PROBLEM DESCRIPTION: Leave every picture out and write out the records below exactly.

===== DATA FOR THE TASK =====

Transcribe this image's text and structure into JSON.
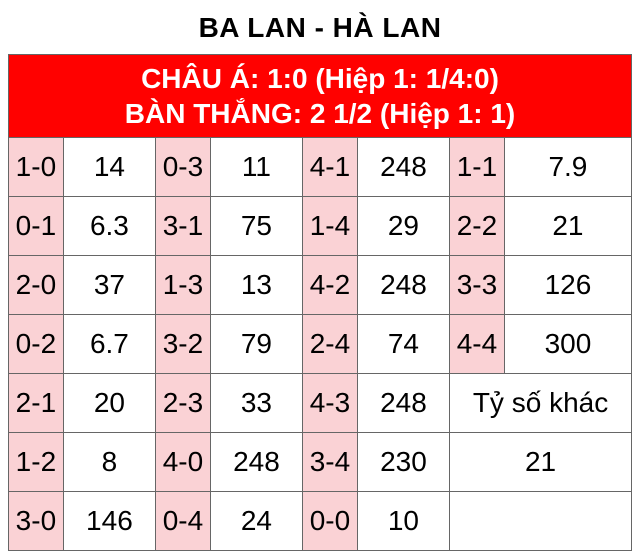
{
  "title": "BA LAN - HÀ LAN",
  "title_fontsize": 28,
  "title_color": "#000000",
  "header": {
    "line1": "CHÂU Á: 1:0 (Hiệp 1: 1/4:0)",
    "line2": "BÀN THẮNG: 2 1/2 (Hiệp 1: 1)",
    "bg": "#ff0100",
    "color": "#ffffff",
    "fontsize": 28,
    "border_color": "#666666"
  },
  "table": {
    "border_color": "#666666",
    "border_width": 1,
    "score_bg": "#fad2d5",
    "odds_bg": "#ffffff",
    "merged_bg": "#ffffff",
    "font_color": "#000000",
    "fontsize": 28,
    "col_widths_pct": [
      8.8,
      14.8,
      8.8,
      14.8,
      8.8,
      14.8,
      8.8,
      20.4
    ],
    "rows": [
      [
        {
          "t": "s",
          "v": "1-0"
        },
        {
          "t": "o",
          "v": "14"
        },
        {
          "t": "s",
          "v": "0-3"
        },
        {
          "t": "o",
          "v": "11"
        },
        {
          "t": "s",
          "v": "4-1"
        },
        {
          "t": "o",
          "v": "248"
        },
        {
          "t": "s",
          "v": "1-1"
        },
        {
          "t": "o",
          "v": "7.9"
        }
      ],
      [
        {
          "t": "s",
          "v": "0-1"
        },
        {
          "t": "o",
          "v": "6.3"
        },
        {
          "t": "s",
          "v": "3-1"
        },
        {
          "t": "o",
          "v": "75"
        },
        {
          "t": "s",
          "v": "1-4"
        },
        {
          "t": "o",
          "v": "29"
        },
        {
          "t": "s",
          "v": "2-2"
        },
        {
          "t": "o",
          "v": "21"
        }
      ],
      [
        {
          "t": "s",
          "v": "2-0"
        },
        {
          "t": "o",
          "v": "37"
        },
        {
          "t": "s",
          "v": "1-3"
        },
        {
          "t": "o",
          "v": "13"
        },
        {
          "t": "s",
          "v": "4-2"
        },
        {
          "t": "o",
          "v": "248"
        },
        {
          "t": "s",
          "v": "3-3"
        },
        {
          "t": "o",
          "v": "126"
        }
      ],
      [
        {
          "t": "s",
          "v": "0-2"
        },
        {
          "t": "o",
          "v": "6.7"
        },
        {
          "t": "s",
          "v": "3-2"
        },
        {
          "t": "o",
          "v": "79"
        },
        {
          "t": "s",
          "v": "2-4"
        },
        {
          "t": "o",
          "v": "74"
        },
        {
          "t": "s",
          "v": "4-4"
        },
        {
          "t": "o",
          "v": "300"
        }
      ],
      [
        {
          "t": "s",
          "v": "2-1"
        },
        {
          "t": "o",
          "v": "20"
        },
        {
          "t": "s",
          "v": "2-3"
        },
        {
          "t": "o",
          "v": "33"
        },
        {
          "t": "s",
          "v": "4-3"
        },
        {
          "t": "o",
          "v": "248"
        },
        {
          "t": "m",
          "v": "Tỷ số khác",
          "span": 2
        }
      ],
      [
        {
          "t": "s",
          "v": "1-2"
        },
        {
          "t": "o",
          "v": "8"
        },
        {
          "t": "s",
          "v": "4-0"
        },
        {
          "t": "o",
          "v": "248"
        },
        {
          "t": "s",
          "v": "3-4"
        },
        {
          "t": "o",
          "v": "230"
        },
        {
          "t": "m",
          "v": "21",
          "span": 2
        }
      ],
      [
        {
          "t": "s",
          "v": "3-0"
        },
        {
          "t": "o",
          "v": "146"
        },
        {
          "t": "s",
          "v": "0-4"
        },
        {
          "t": "o",
          "v": "24"
        },
        {
          "t": "s",
          "v": "0-0"
        },
        {
          "t": "o",
          "v": "10"
        },
        {
          "t": "m",
          "v": "",
          "span": 2
        }
      ]
    ]
  }
}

=====

SOLUTION TO THIS EXERCISE:
Transcribe this image's text and structure into JSON.
{
  "title": "BA LAN - HÀ LAN",
  "title_fontsize": 28,
  "title_color": "#000000",
  "header": {
    "line1": "CHÂU Á: 1:0 (Hiệp 1: 1/4:0)",
    "line2": "BÀN THẮNG: 2 1/2 (Hiệp 1: 1)",
    "bg": "#ff0100",
    "color": "#ffffff",
    "fontsize": 28,
    "border_color": "#666666"
  },
  "table": {
    "border_color": "#666666",
    "border_width": 1,
    "score_bg": "#fad2d5",
    "odds_bg": "#ffffff",
    "merged_bg": "#ffffff",
    "font_color": "#000000",
    "fontsize": 28,
    "col_widths_pct": [
      8.8,
      14.8,
      8.8,
      14.8,
      8.8,
      14.8,
      8.8,
      20.4
    ],
    "rows": [
      [
        {
          "t": "s",
          "v": "1-0"
        },
        {
          "t": "o",
          "v": "14"
        },
        {
          "t": "s",
          "v": "0-3"
        },
        {
          "t": "o",
          "v": "11"
        },
        {
          "t": "s",
          "v": "4-1"
        },
        {
          "t": "o",
          "v": "248"
        },
        {
          "t": "s",
          "v": "1-1"
        },
        {
          "t": "o",
          "v": "7.9"
        }
      ],
      [
        {
          "t": "s",
          "v": "0-1"
        },
        {
          "t": "o",
          "v": "6.3"
        },
        {
          "t": "s",
          "v": "3-1"
        },
        {
          "t": "o",
          "v": "75"
        },
        {
          "t": "s",
          "v": "1-4"
        },
        {
          "t": "o",
          "v": "29"
        },
        {
          "t": "s",
          "v": "2-2"
        },
        {
          "t": "o",
          "v": "21"
        }
      ],
      [
        {
          "t": "s",
          "v": "2-0"
        },
        {
          "t": "o",
          "v": "37"
        },
        {
          "t": "s",
          "v": "1-3"
        },
        {
          "t": "o",
          "v": "13"
        },
        {
          "t": "s",
          "v": "4-2"
        },
        {
          "t": "o",
          "v": "248"
        },
        {
          "t": "s",
          "v": "3-3"
        },
        {
          "t": "o",
          "v": "126"
        }
      ],
      [
        {
          "t": "s",
          "v": "0-2"
        },
        {
          "t": "o",
          "v": "6.7"
        },
        {
          "t": "s",
          "v": "3-2"
        },
        {
          "t": "o",
          "v": "79"
        },
        {
          "t": "s",
          "v": "2-4"
        },
        {
          "t": "o",
          "v": "74"
        },
        {
          "t": "s",
          "v": "4-4"
        },
        {
          "t": "o",
          "v": "300"
        }
      ],
      [
        {
          "t": "s",
          "v": "2-1"
        },
        {
          "t": "o",
          "v": "20"
        },
        {
          "t": "s",
          "v": "2-3"
        },
        {
          "t": "o",
          "v": "33"
        },
        {
          "t": "s",
          "v": "4-3"
        },
        {
          "t": "o",
          "v": "248"
        },
        {
          "t": "m",
          "v": "Tỷ số khác",
          "span": 2
        }
      ],
      [
        {
          "t": "s",
          "v": "1-2"
        },
        {
          "t": "o",
          "v": "8"
        },
        {
          "t": "s",
          "v": "4-0"
        },
        {
          "t": "o",
          "v": "248"
        },
        {
          "t": "s",
          "v": "3-4"
        },
        {
          "t": "o",
          "v": "230"
        },
        {
          "t": "m",
          "v": "21",
          "span": 2
        }
      ],
      [
        {
          "t": "s",
          "v": "3-0"
        },
        {
          "t": "o",
          "v": "146"
        },
        {
          "t": "s",
          "v": "0-4"
        },
        {
          "t": "o",
          "v": "24"
        },
        {
          "t": "s",
          "v": "0-0"
        },
        {
          "t": "o",
          "v": "10"
        },
        {
          "t": "m",
          "v": "",
          "span": 2
        }
      ]
    ]
  }
}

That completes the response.